__Exercise goal__: The entries that follow should be written out exactly.

□ □ □ □ □

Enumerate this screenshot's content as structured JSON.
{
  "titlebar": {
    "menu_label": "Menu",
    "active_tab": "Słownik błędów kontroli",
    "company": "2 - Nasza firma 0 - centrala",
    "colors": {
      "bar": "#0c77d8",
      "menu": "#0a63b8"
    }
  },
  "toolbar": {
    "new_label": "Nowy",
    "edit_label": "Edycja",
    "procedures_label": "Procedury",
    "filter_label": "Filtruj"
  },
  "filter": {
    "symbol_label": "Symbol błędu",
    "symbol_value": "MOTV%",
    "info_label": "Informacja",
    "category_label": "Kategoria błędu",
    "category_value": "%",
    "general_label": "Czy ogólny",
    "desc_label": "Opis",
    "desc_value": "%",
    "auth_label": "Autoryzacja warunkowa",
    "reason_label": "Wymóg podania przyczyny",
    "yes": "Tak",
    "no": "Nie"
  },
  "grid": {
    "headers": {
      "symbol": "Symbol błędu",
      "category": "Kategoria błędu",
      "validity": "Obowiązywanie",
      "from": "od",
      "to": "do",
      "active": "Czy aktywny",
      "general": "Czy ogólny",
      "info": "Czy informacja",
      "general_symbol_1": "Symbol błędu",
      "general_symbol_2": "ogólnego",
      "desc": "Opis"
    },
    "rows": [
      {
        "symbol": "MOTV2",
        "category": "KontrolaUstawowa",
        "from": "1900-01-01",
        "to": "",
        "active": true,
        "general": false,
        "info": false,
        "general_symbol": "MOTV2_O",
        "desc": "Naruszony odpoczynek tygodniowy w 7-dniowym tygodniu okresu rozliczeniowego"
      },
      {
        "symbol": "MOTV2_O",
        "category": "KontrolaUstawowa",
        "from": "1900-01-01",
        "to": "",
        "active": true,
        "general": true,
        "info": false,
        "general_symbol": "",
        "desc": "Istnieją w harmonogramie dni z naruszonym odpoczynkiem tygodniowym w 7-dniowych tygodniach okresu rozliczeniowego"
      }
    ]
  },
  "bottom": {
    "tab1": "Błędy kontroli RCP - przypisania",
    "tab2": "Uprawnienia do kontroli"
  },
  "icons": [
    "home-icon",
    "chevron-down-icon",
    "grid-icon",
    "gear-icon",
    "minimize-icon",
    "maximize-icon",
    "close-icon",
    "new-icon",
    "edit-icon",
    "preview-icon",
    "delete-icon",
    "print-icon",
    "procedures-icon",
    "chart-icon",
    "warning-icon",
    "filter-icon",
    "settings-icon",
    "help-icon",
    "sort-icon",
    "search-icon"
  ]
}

□ □ □ □ □

__Exercise result__:
Enumerate this screenshot's content as structured JSON.
{
  "titlebar": {
    "menu_label": "Menu",
    "active_tab": "Słownik błędów kontroli",
    "company": "2 - Nasza firma 0 - centrala",
    "colors": {
      "bar": "#0c77d8",
      "menu": "#0a63b8"
    }
  },
  "toolbar": {
    "new_label": "Nowy",
    "edit_label": "Edycja",
    "procedures_label": "Procedury",
    "filter_label": "Filtruj"
  },
  "filter": {
    "symbol_label": "Symbol błędu",
    "symbol_value": "MOTV%",
    "info_label": "Informacja",
    "category_label": "Kategoria błędu",
    "category_value": "%",
    "general_label": "Czy ogólny",
    "desc_label": "Opis",
    "desc_value": "%",
    "auth_label": "Autoryzacja warunkowa",
    "reason_label": "Wymóg podania przyczyny",
    "yes": "Tak",
    "no": "Nie"
  },
  "grid": {
    "headers": {
      "symbol": "Symbol błędu",
      "category": "Kategoria błędu",
      "validity": "Obowiązywanie",
      "from": "od",
      "to": "do",
      "active": "Czy aktywny",
      "general": "Czy ogólny",
      "info": "Czy informacja",
      "general_symbol_1": "Symbol błędu",
      "general_symbol_2": "ogólnego",
      "desc": "Opis"
    },
    "rows": [
      {
        "symbol": "MOTV2",
        "category": "KontrolaUstawowa",
        "from": "1900-01-01",
        "to": "",
        "active": true,
        "general": false,
        "info": false,
        "general_symbol": "MOTV2_O",
        "desc": "Naruszony odpoczynek tygodniowy w 7-dniowym tygodniu okresu rozliczeniowego"
      },
      {
        "symbol": "MOTV2_O",
        "category": "KontrolaUstawowa",
        "from": "1900-01-01",
        "to": "",
        "active": true,
        "general": true,
        "info": false,
        "general_symbol": "",
        "desc": "Istnieją w harmonogramie dni z naruszonym odpoczynkiem tygodniowym w 7-dniowych tygodniach okresu rozliczeniowego"
      }
    ]
  },
  "bottom": {
    "tab1": "Błędy kontroli RCP - przypisania",
    "tab2": "Uprawnienia do kontroli"
  },
  "icons": [
    "home-icon",
    "chevron-down-icon",
    "grid-icon",
    "gear-icon",
    "minimize-icon",
    "maximize-icon",
    "close-icon",
    "new-icon",
    "edit-icon",
    "preview-icon",
    "delete-icon",
    "print-icon",
    "procedures-icon",
    "chart-icon",
    "warning-icon",
    "filter-icon",
    "settings-icon",
    "help-icon",
    "sort-icon",
    "search-icon"
  ]
}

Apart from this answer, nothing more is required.